Reproduce precisely the lines of the material below from the line containing "Extract all readable text from this page." up to and including its last line. Pictures must not be copied.

━━━━━━

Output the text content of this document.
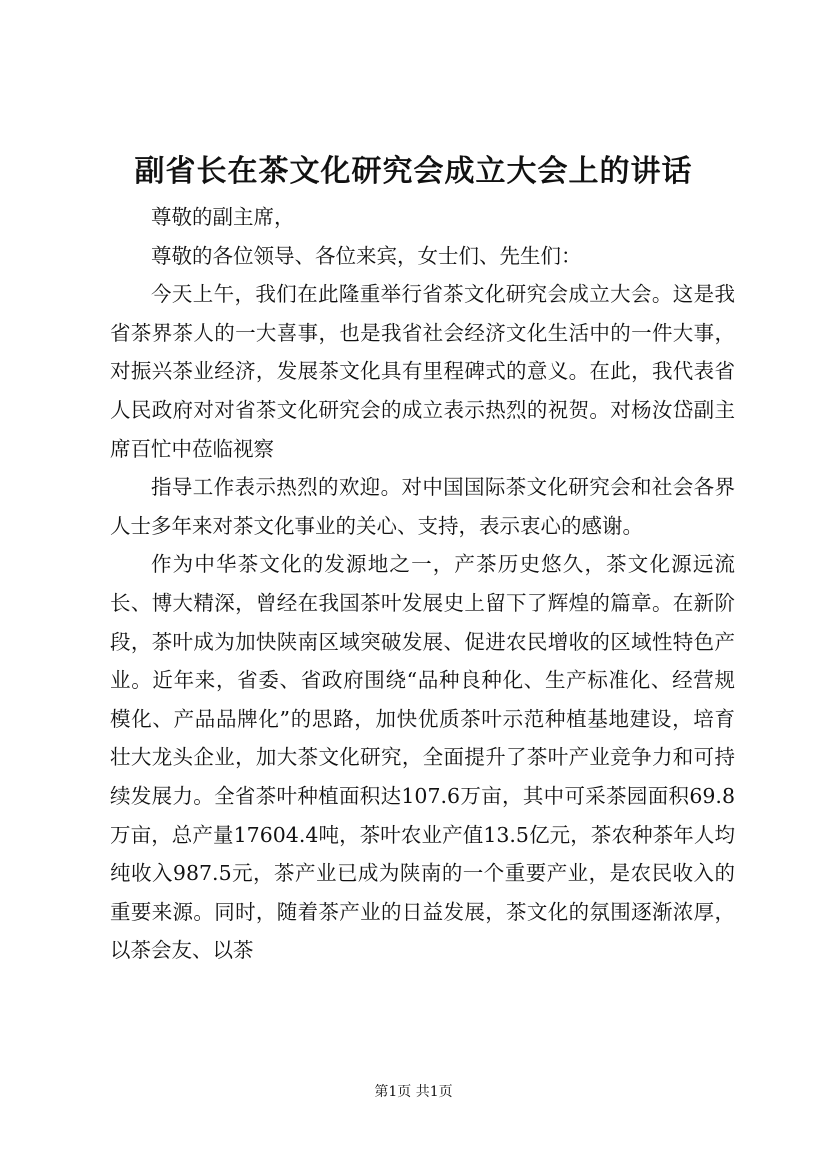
副省长在茶文化研究会成立大会上的讲话

尊敬的副主席，

尊敬的各位领导、各位来宾，女士们、先生们：

今天上午，我们在此隆重举行省茶文化研究会成立大会。这是我省茶界茶人的一大喜事，也是我省社会经济文化生活中的一件大事，对振兴茶业经济，发展茶文化具有里程碑式的意义。在此，我代表省人民政府对对省茶文化研究会的成立表示热烈的祝贺。对杨汝岱副主席百忙中莅临视察

指导工作表示热烈的欢迎。对中国国际茶文化研究会和社会各界人士多年来对茶文化事业的关心、支持，表示衷心的感谢。

作为中华茶文化的发源地之一，产茶历史悠久，茶文化源远流长、博大精深，曾经在我国茶叶发展史上留下了辉煌的篇章。在新阶段，茶叶成为加快陕南区域突破发展、促进农民增收的区域性特色产业。近年来，省委、省政府围绕“品种良种化、生产标准化、经营规模化、产品品牌化”的思路，加快优质茶叶示范种植基地建设，培育壮大龙头企业，加大茶文化研究，全面提升了茶叶产业竞争力和可持续发展力。全省茶叶种植面积达107.6万亩，其中可采茶园面积69.8万亩，总产量17604.4吨，茶叶农业产值13.5亿元，茶农种茶年人均纯收入987.5元，茶产业已成为陕南的一个重要产业，是农民收入的重要来源。同时，随着茶产业的日益发展，茶文化的氛围逐渐浓厚，以茶会友、以茶

第1页 共1页
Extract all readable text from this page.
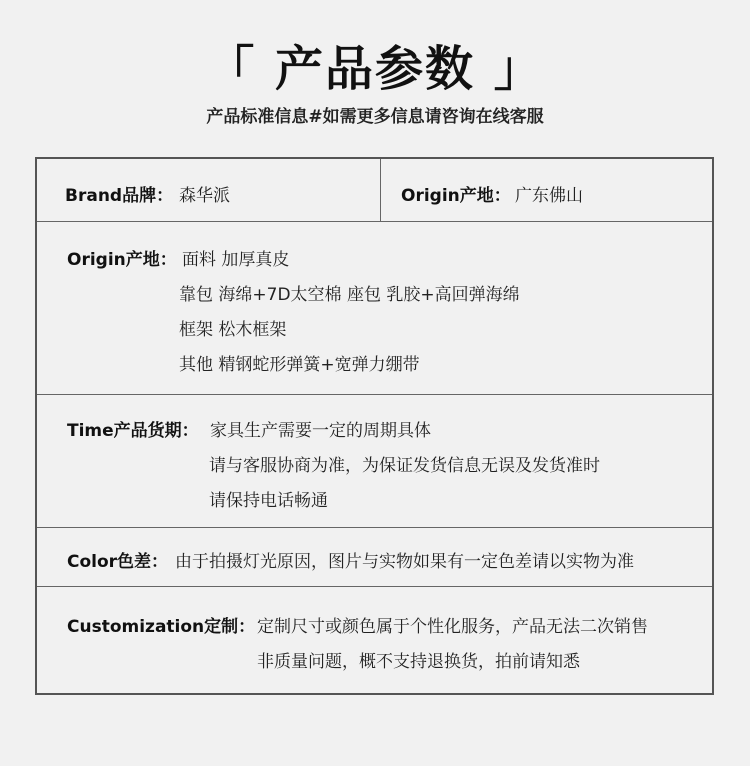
「 产品参数 」
产品标准信息#如需更多信息请咨询在线客服
Brand品牌： 森华派	Origin产地： 广东佛山
Origin产地： 面料 加厚真皮
靠包 海绵+7D太空棉 座包 乳胶+高回弹海绵
框架 松木框架
其他 精钢蛇形弹簧+宽弹力绷带
Time产品货期： 家具生产需要一定的周期具体
请与客服协商为准，为保证发货信息无误及发货准时
请保持电话畅通
Color色差： 由于拍摄灯光原因，图片与实物如果有一定色差请以实物为准
Customization定制： 定制尺寸或颜色属于个性化服务，产品无法二次销售
非质量问题，概不支持退换货，拍前请知悉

━━━━━━

**Response**
Extract all readable text from this page.
「 产品参数 」
产品标准信息#如需更多信息请咨询在线客服
Brand品牌： 森华派	Origin产地： 广东佛山
Origin产地： 面料 加厚真皮
靠包 海绵+7D太空棉 座包 乳胶+高回弹海绵
框架 松木框架
其他 精钢蛇形弹簧+宽弹力绷带
Time产品货期： 家具生产需要一定的周期具体
请与客服协商为准，为保证发货信息无误及发货准时
请保持电话畅通
Color色差： 由于拍摄灯光原因，图片与实物如果有一定色差请以实物为准
Customization定制： 定制尺寸或颜色属于个性化服务，产品无法二次销售
非质量问题，概不支持退换货，拍前请知悉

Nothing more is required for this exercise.